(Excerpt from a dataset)
'''

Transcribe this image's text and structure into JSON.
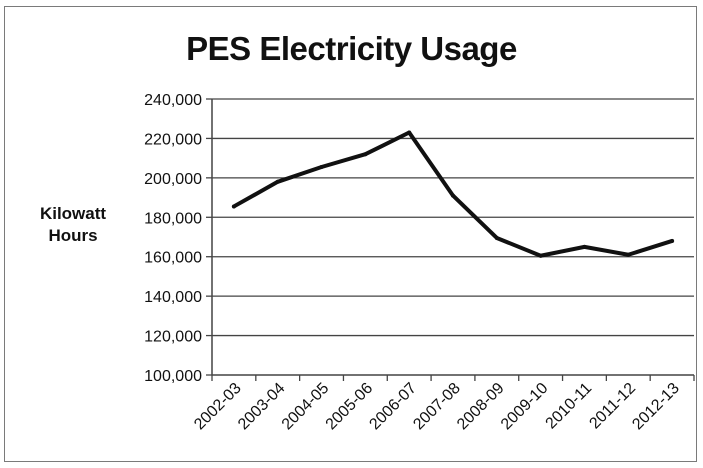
{
  "title": "PES Electricity Usage",
  "ylabel_lines": [
    "Kilowatt",
    "Hours"
  ],
  "chart_data": {
    "type": "line",
    "title": "PES Electricity Usage",
    "xlabel": "",
    "ylabel": "Kilowatt Hours",
    "categories": [
      "2002-03",
      "2003-04",
      "2004-05",
      "2005-06",
      "2006-07",
      "2007-08",
      "2008-09",
      "2009-10",
      "2010-11",
      "2011-12",
      "2012-13"
    ],
    "series": [
      {
        "values": [
          185500,
          198000,
          205500,
          212000,
          223000,
          191000,
          169500,
          160500,
          165000,
          161000,
          168000
        ]
      }
    ],
    "ylim": [
      100000,
      240000
    ],
    "yticks": [
      100000,
      120000,
      140000,
      160000,
      180000,
      200000,
      220000,
      240000
    ],
    "ytick_labels": [
      "100,000",
      "120,000",
      "140,000",
      "160,000",
      "180,000",
      "200,000",
      "220,000",
      "240,000"
    ],
    "grid": true,
    "legend": "none",
    "colors": {
      "line": "#111111",
      "grid": "#444444",
      "text": "#111111"
    }
  }
}
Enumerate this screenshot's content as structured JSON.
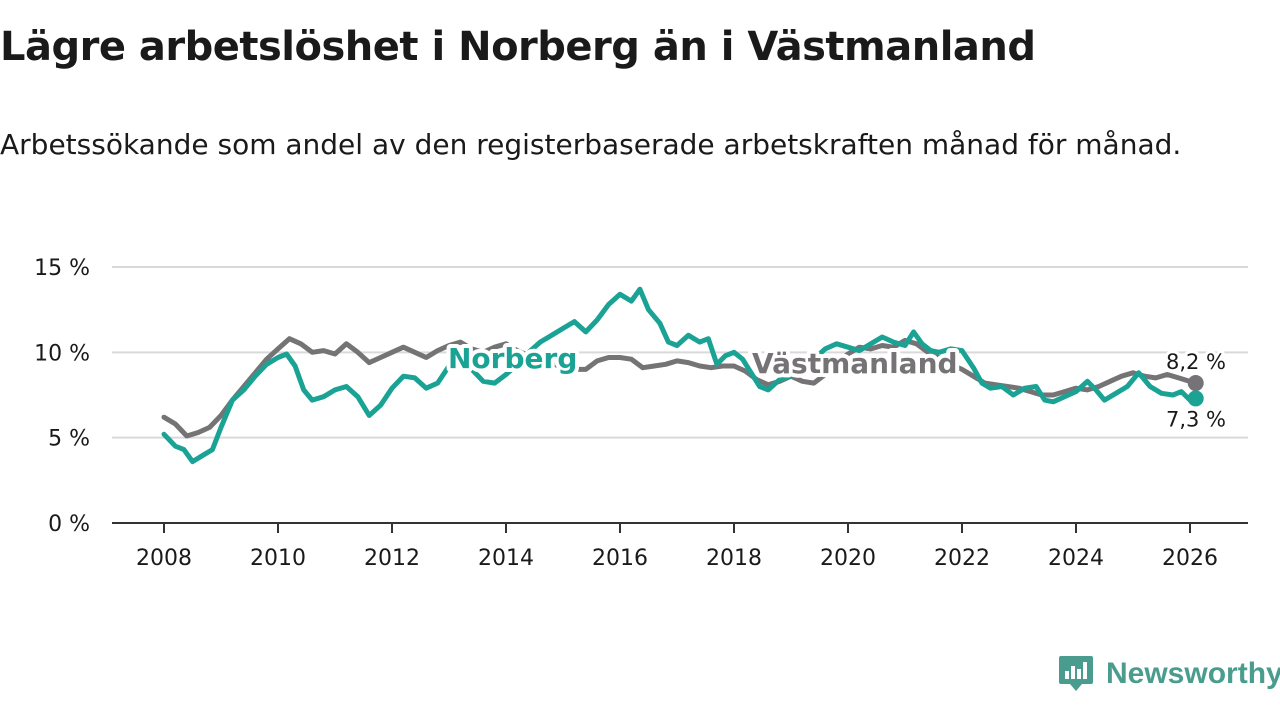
{
  "title": "Lägre arbetslöshet i Norberg än i Västmanland",
  "subtitle": "Arbetssökande som andel av den registerbaserade arbetskraften månad för månad.",
  "brand": {
    "name": "Newsworthy",
    "icon": "newsworthy-logo-icon",
    "color": "#4a9c8e"
  },
  "chart_data": {
    "type": "line",
    "title": "Lägre arbetslöshet i Norberg än i Västmanland",
    "subtitle": "Arbetssökande som andel av den registerbaserade arbetskraften månad för månad.",
    "xlabel": "",
    "ylabel": "",
    "xlim": [
      2007.5,
      2027
    ],
    "ylim": [
      0,
      15
    ],
    "x_ticks": [
      2008,
      2010,
      2012,
      2014,
      2016,
      2018,
      2020,
      2022,
      2024,
      2026
    ],
    "x_tick_labels": [
      "2008",
      "2010",
      "2012",
      "2014",
      "2016",
      "2018",
      "2020",
      "2022",
      "2024",
      "2026"
    ],
    "y_ticks": [
      0,
      5,
      10,
      15
    ],
    "y_tick_labels": [
      "0 %",
      "5 %",
      "10 %",
      "15 %"
    ],
    "grid": true,
    "legend": "inline labels",
    "series": [
      {
        "name": "Västmanland",
        "color": "#757375",
        "end_label": "8,2 %",
        "end_value": 8.2,
        "points": [
          [
            2008.0,
            6.2
          ],
          [
            2008.2,
            5.8
          ],
          [
            2008.4,
            5.1
          ],
          [
            2008.6,
            5.3
          ],
          [
            2008.8,
            5.6
          ],
          [
            2009.0,
            6.3
          ],
          [
            2009.2,
            7.2
          ],
          [
            2009.4,
            8.0
          ],
          [
            2009.6,
            8.8
          ],
          [
            2009.8,
            9.6
          ],
          [
            2010.0,
            10.2
          ],
          [
            2010.2,
            10.8
          ],
          [
            2010.4,
            10.5
          ],
          [
            2010.6,
            10.0
          ],
          [
            2010.8,
            10.1
          ],
          [
            2011.0,
            9.9
          ],
          [
            2011.2,
            10.5
          ],
          [
            2011.4,
            10.0
          ],
          [
            2011.6,
            9.4
          ],
          [
            2011.8,
            9.7
          ],
          [
            2012.0,
            10.0
          ],
          [
            2012.2,
            10.3
          ],
          [
            2012.4,
            10.0
          ],
          [
            2012.6,
            9.7
          ],
          [
            2012.8,
            10.1
          ],
          [
            2013.0,
            10.4
          ],
          [
            2013.2,
            10.6
          ],
          [
            2013.4,
            10.2
          ],
          [
            2013.6,
            10.0
          ],
          [
            2013.8,
            10.3
          ],
          [
            2014.0,
            10.5
          ],
          [
            2014.2,
            10.1
          ],
          [
            2014.4,
            9.8
          ],
          [
            2014.6,
            9.6
          ],
          [
            2014.8,
            9.3
          ],
          [
            2015.0,
            9.2
          ],
          [
            2015.2,
            9.0
          ],
          [
            2015.4,
            9.0
          ],
          [
            2015.6,
            9.5
          ],
          [
            2015.8,
            9.7
          ],
          [
            2016.0,
            9.7
          ],
          [
            2016.2,
            9.6
          ],
          [
            2016.4,
            9.1
          ],
          [
            2016.6,
            9.2
          ],
          [
            2016.8,
            9.3
          ],
          [
            2017.0,
            9.5
          ],
          [
            2017.2,
            9.4
          ],
          [
            2017.4,
            9.2
          ],
          [
            2017.6,
            9.1
          ],
          [
            2017.8,
            9.2
          ],
          [
            2018.0,
            9.2
          ],
          [
            2018.2,
            8.9
          ],
          [
            2018.4,
            8.4
          ],
          [
            2018.6,
            8.1
          ],
          [
            2018.8,
            8.3
          ],
          [
            2019.0,
            8.6
          ],
          [
            2019.2,
            8.3
          ],
          [
            2019.4,
            8.2
          ],
          [
            2019.6,
            8.7
          ],
          [
            2019.8,
            9.4
          ],
          [
            2020.0,
            9.9
          ],
          [
            2020.2,
            10.3
          ],
          [
            2020.4,
            10.2
          ],
          [
            2020.6,
            10.4
          ],
          [
            2020.8,
            10.3
          ],
          [
            2021.0,
            10.7
          ],
          [
            2021.2,
            10.5
          ],
          [
            2021.4,
            10.0
          ],
          [
            2021.6,
            9.7
          ],
          [
            2021.8,
            9.3
          ],
          [
            2022.0,
            9.0
          ],
          [
            2022.2,
            8.6
          ],
          [
            2022.4,
            8.2
          ],
          [
            2022.6,
            8.1
          ],
          [
            2022.8,
            8.0
          ],
          [
            2023.0,
            7.9
          ],
          [
            2023.2,
            7.7
          ],
          [
            2023.4,
            7.5
          ],
          [
            2023.6,
            7.5
          ],
          [
            2023.8,
            7.7
          ],
          [
            2024.0,
            7.9
          ],
          [
            2024.2,
            7.8
          ],
          [
            2024.4,
            8.0
          ],
          [
            2024.6,
            8.3
          ],
          [
            2024.8,
            8.6
          ],
          [
            2025.0,
            8.8
          ],
          [
            2025.2,
            8.6
          ],
          [
            2025.4,
            8.5
          ],
          [
            2025.6,
            8.7
          ],
          [
            2025.8,
            8.5
          ],
          [
            2026.1,
            8.2
          ]
        ]
      },
      {
        "name": "Norberg",
        "color": "#1aa395",
        "end_label": "7,3 %",
        "end_value": 7.3,
        "points": [
          [
            2008.0,
            5.2
          ],
          [
            2008.2,
            4.5
          ],
          [
            2008.35,
            4.3
          ],
          [
            2008.5,
            3.6
          ],
          [
            2008.7,
            4.0
          ],
          [
            2008.85,
            4.3
          ],
          [
            2009.0,
            5.6
          ],
          [
            2009.2,
            7.2
          ],
          [
            2009.4,
            7.8
          ],
          [
            2009.6,
            8.6
          ],
          [
            2009.8,
            9.3
          ],
          [
            2010.0,
            9.7
          ],
          [
            2010.15,
            9.9
          ],
          [
            2010.3,
            9.2
          ],
          [
            2010.45,
            7.8
          ],
          [
            2010.6,
            7.2
          ],
          [
            2010.8,
            7.4
          ],
          [
            2011.0,
            7.8
          ],
          [
            2011.2,
            8.0
          ],
          [
            2011.4,
            7.4
          ],
          [
            2011.6,
            6.3
          ],
          [
            2011.8,
            6.9
          ],
          [
            2012.0,
            7.9
          ],
          [
            2012.2,
            8.6
          ],
          [
            2012.4,
            8.5
          ],
          [
            2012.6,
            7.9
          ],
          [
            2012.8,
            8.2
          ],
          [
            2013.0,
            9.2
          ],
          [
            2013.2,
            9.6
          ],
          [
            2013.4,
            9.0
          ],
          [
            2013.6,
            8.3
          ],
          [
            2013.8,
            8.2
          ],
          [
            2014.0,
            8.7
          ],
          [
            2014.2,
            9.3
          ],
          [
            2014.4,
            10.0
          ],
          [
            2014.6,
            10.6
          ],
          [
            2014.8,
            11.0
          ],
          [
            2015.0,
            11.4
          ],
          [
            2015.2,
            11.8
          ],
          [
            2015.4,
            11.2
          ],
          [
            2015.6,
            11.9
          ],
          [
            2015.8,
            12.8
          ],
          [
            2016.0,
            13.4
          ],
          [
            2016.2,
            13.0
          ],
          [
            2016.35,
            13.7
          ],
          [
            2016.5,
            12.5
          ],
          [
            2016.7,
            11.7
          ],
          [
            2016.85,
            10.6
          ],
          [
            2017.0,
            10.4
          ],
          [
            2017.2,
            11.0
          ],
          [
            2017.4,
            10.6
          ],
          [
            2017.55,
            10.8
          ],
          [
            2017.7,
            9.3
          ],
          [
            2017.85,
            9.8
          ],
          [
            2018.0,
            10.0
          ],
          [
            2018.15,
            9.6
          ],
          [
            2018.3,
            8.8
          ],
          [
            2018.45,
            8.0
          ],
          [
            2018.6,
            7.8
          ],
          [
            2018.8,
            8.4
          ],
          [
            2019.0,
            8.6
          ],
          [
            2019.2,
            9.0
          ],
          [
            2019.4,
            9.6
          ],
          [
            2019.6,
            10.2
          ],
          [
            2019.8,
            10.5
          ],
          [
            2020.0,
            10.3
          ],
          [
            2020.2,
            10.1
          ],
          [
            2020.4,
            10.5
          ],
          [
            2020.6,
            10.9
          ],
          [
            2020.8,
            10.6
          ],
          [
            2021.0,
            10.4
          ],
          [
            2021.15,
            11.2
          ],
          [
            2021.3,
            10.5
          ],
          [
            2021.45,
            10.1
          ],
          [
            2021.6,
            10.0
          ],
          [
            2021.8,
            10.2
          ],
          [
            2022.0,
            10.1
          ],
          [
            2022.2,
            9.1
          ],
          [
            2022.35,
            8.2
          ],
          [
            2022.5,
            7.9
          ],
          [
            2022.7,
            8.0
          ],
          [
            2022.9,
            7.5
          ],
          [
            2023.1,
            7.9
          ],
          [
            2023.3,
            8.0
          ],
          [
            2023.45,
            7.2
          ],
          [
            2023.6,
            7.1
          ],
          [
            2023.8,
            7.4
          ],
          [
            2024.0,
            7.7
          ],
          [
            2024.2,
            8.3
          ],
          [
            2024.35,
            7.8
          ],
          [
            2024.5,
            7.2
          ],
          [
            2024.7,
            7.6
          ],
          [
            2024.9,
            8.0
          ],
          [
            2025.1,
            8.8
          ],
          [
            2025.3,
            8.0
          ],
          [
            2025.5,
            7.6
          ],
          [
            2025.7,
            7.5
          ],
          [
            2025.85,
            7.7
          ],
          [
            2026.0,
            7.2
          ],
          [
            2026.1,
            7.3
          ]
        ]
      }
    ]
  }
}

'''

Say how many lines in the records above hold "andel", and give no other text.

THE REPLY → 2